Requirements:
For the records below, say how many lines contain the string "screenshot". Give the number only.

Records for this task:
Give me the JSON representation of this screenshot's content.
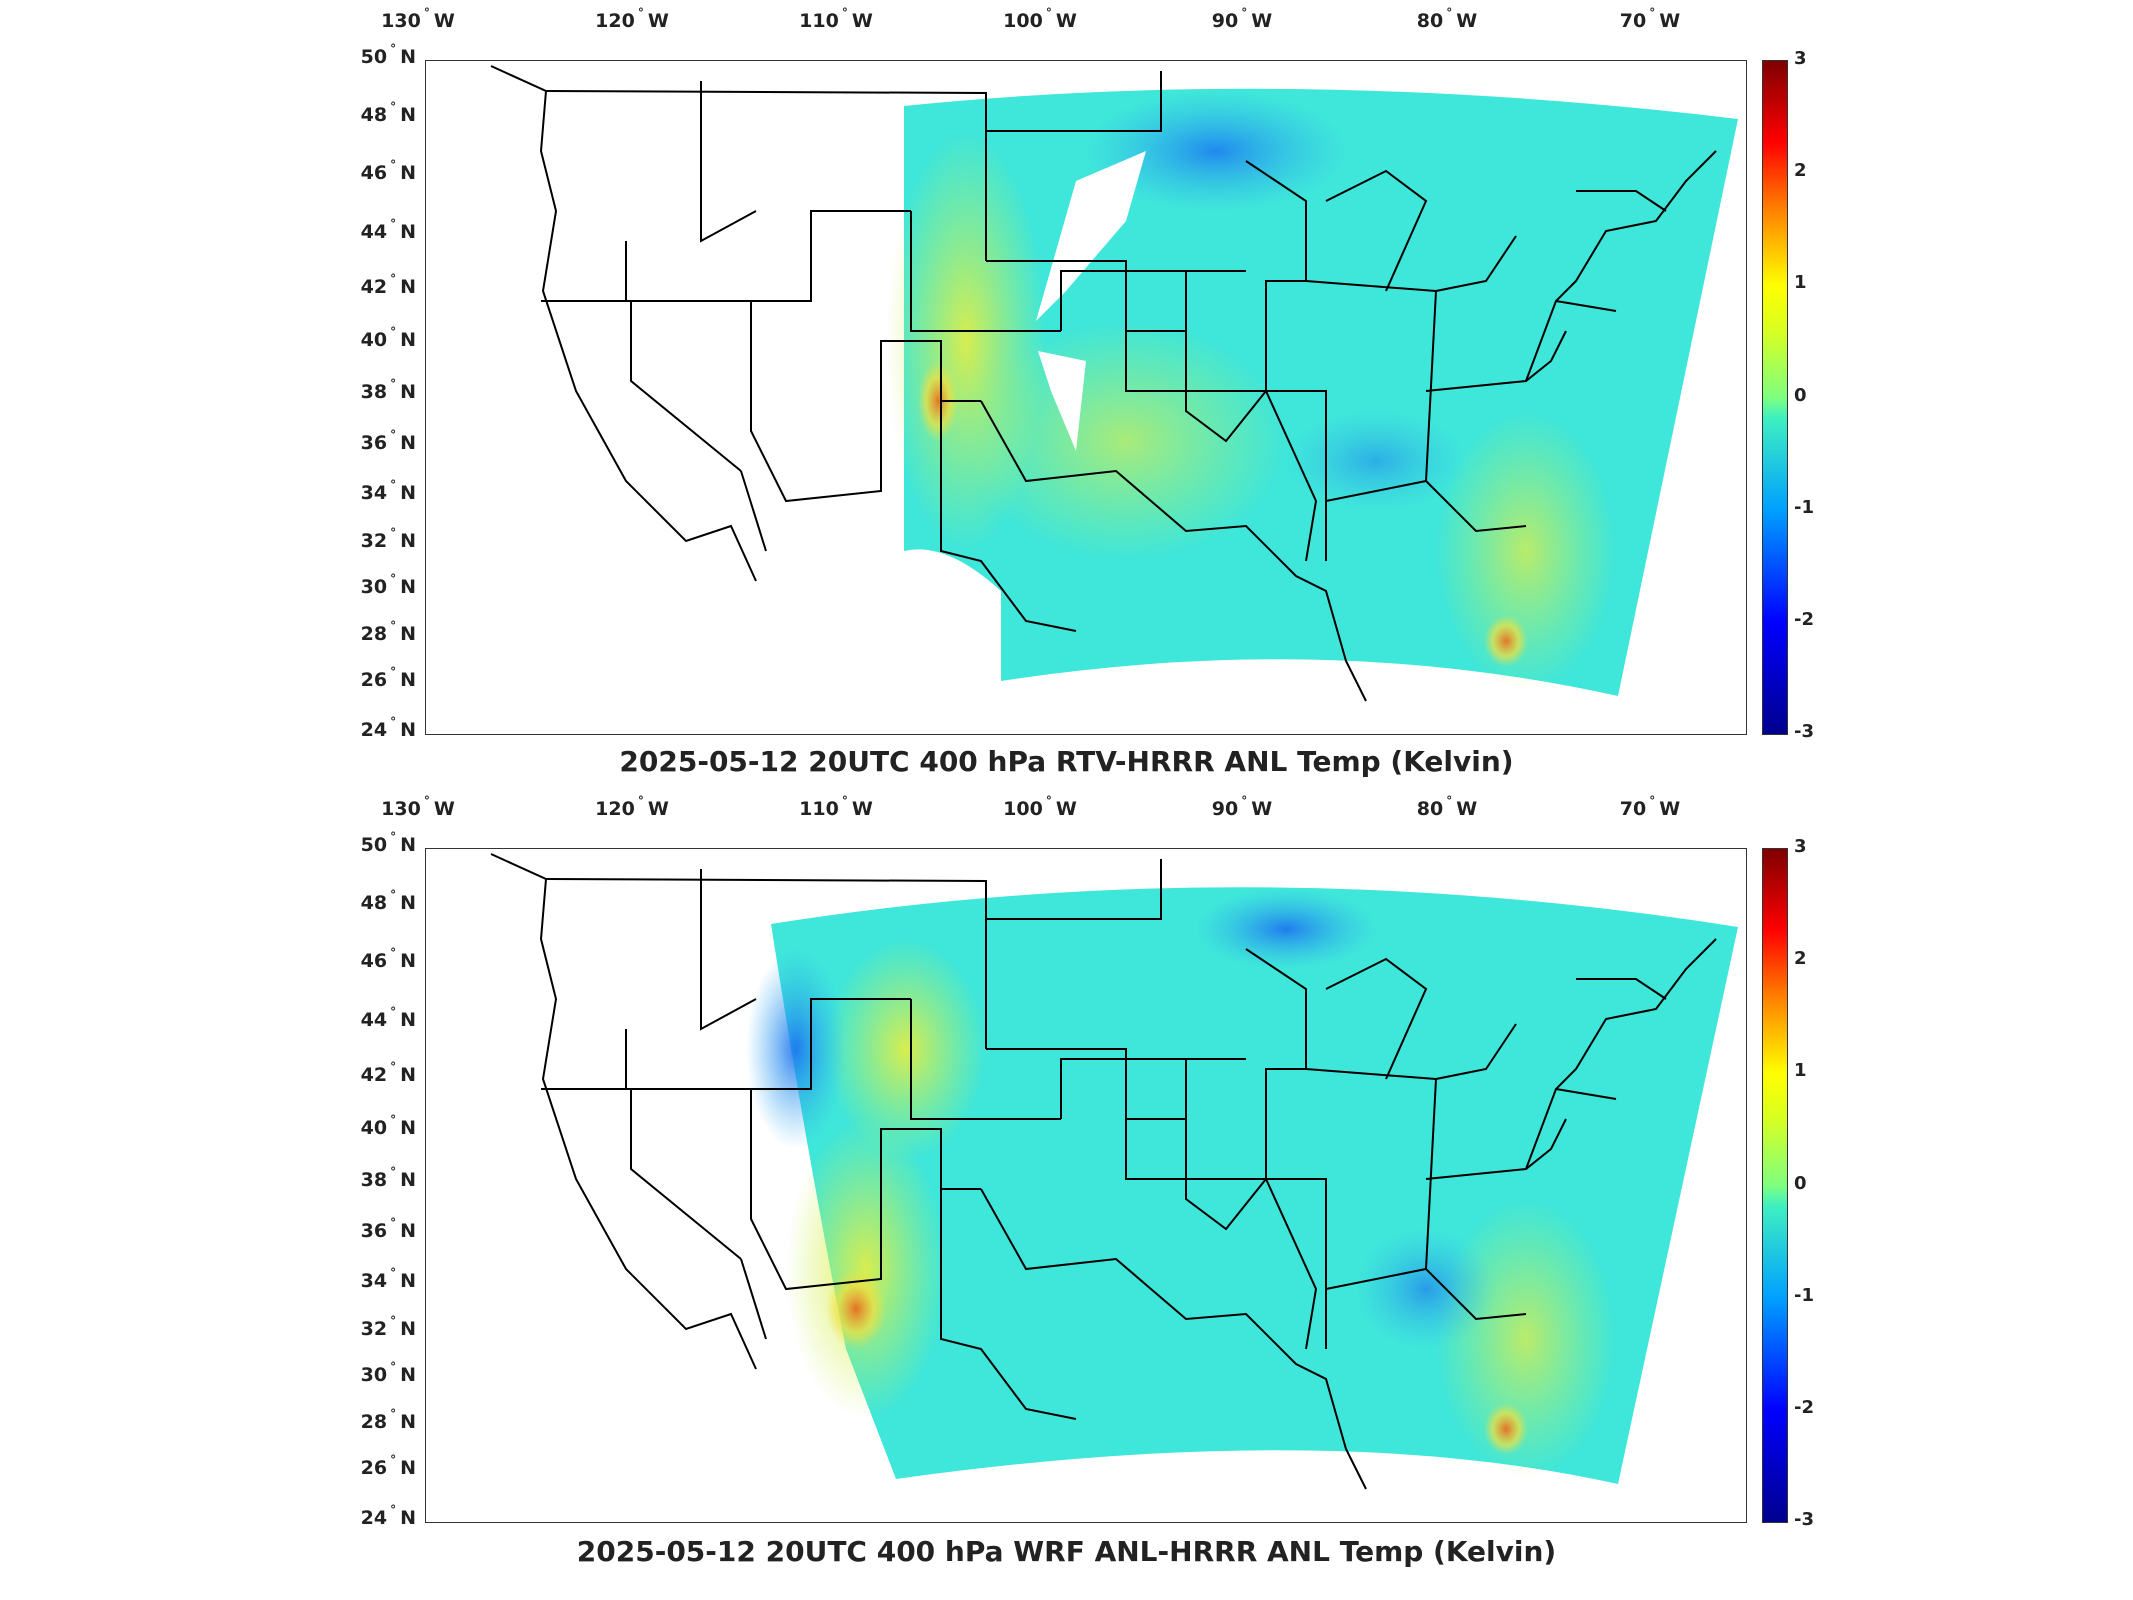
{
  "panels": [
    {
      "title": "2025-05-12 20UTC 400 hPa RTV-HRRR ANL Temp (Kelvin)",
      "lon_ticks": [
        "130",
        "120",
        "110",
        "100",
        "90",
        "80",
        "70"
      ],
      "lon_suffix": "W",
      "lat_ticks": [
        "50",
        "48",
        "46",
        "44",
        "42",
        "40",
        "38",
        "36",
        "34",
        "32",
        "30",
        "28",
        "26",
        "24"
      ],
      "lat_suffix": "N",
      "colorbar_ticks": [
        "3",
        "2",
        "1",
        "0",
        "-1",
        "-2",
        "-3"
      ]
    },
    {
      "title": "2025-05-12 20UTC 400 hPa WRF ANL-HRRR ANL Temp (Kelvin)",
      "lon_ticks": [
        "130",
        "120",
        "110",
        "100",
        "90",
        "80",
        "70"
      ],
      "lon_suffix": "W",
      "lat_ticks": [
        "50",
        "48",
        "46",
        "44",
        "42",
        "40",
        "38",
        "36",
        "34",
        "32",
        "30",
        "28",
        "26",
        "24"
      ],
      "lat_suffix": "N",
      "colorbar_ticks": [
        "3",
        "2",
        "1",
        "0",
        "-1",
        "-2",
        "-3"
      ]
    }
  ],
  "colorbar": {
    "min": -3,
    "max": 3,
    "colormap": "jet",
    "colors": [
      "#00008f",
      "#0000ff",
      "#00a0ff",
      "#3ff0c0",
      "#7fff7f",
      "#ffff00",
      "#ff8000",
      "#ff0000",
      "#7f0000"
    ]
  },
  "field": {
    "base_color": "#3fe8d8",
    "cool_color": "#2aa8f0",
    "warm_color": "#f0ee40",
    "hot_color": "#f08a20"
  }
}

==

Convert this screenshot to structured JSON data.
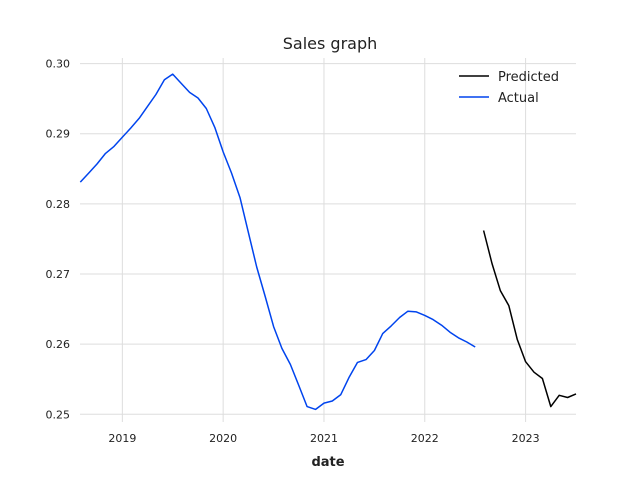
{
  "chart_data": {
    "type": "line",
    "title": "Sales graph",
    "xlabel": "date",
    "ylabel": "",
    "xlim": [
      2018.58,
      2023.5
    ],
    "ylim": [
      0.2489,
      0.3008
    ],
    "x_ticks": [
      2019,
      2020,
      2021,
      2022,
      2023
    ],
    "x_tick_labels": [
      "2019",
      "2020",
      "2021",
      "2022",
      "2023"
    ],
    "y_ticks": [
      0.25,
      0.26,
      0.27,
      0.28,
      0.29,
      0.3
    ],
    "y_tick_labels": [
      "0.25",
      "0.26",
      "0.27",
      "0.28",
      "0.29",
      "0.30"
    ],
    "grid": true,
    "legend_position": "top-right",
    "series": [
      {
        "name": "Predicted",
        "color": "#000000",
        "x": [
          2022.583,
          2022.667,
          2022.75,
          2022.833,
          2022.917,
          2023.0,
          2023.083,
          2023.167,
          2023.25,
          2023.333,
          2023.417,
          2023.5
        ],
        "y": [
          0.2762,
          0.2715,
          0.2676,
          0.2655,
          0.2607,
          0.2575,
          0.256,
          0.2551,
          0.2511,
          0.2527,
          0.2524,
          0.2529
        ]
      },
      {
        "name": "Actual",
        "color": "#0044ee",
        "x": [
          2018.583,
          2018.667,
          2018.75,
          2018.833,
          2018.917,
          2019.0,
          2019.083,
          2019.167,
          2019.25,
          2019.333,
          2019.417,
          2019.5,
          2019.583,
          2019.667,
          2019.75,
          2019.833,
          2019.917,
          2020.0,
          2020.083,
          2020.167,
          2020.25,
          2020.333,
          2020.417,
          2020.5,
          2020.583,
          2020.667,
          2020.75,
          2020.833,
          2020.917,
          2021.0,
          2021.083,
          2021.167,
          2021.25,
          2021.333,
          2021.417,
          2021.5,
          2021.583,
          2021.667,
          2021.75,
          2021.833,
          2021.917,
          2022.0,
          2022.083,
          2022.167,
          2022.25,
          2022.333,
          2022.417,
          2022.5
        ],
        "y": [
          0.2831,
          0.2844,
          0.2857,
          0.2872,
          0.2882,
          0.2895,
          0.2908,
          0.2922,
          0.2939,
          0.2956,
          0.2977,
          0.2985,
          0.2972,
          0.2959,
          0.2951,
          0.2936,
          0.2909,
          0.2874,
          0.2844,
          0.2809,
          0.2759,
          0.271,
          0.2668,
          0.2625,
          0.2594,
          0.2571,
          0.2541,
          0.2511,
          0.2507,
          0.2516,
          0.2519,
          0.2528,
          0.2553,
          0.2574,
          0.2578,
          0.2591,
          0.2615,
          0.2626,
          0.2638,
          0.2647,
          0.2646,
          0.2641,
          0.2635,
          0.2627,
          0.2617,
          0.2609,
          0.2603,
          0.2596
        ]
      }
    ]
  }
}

Final result:
2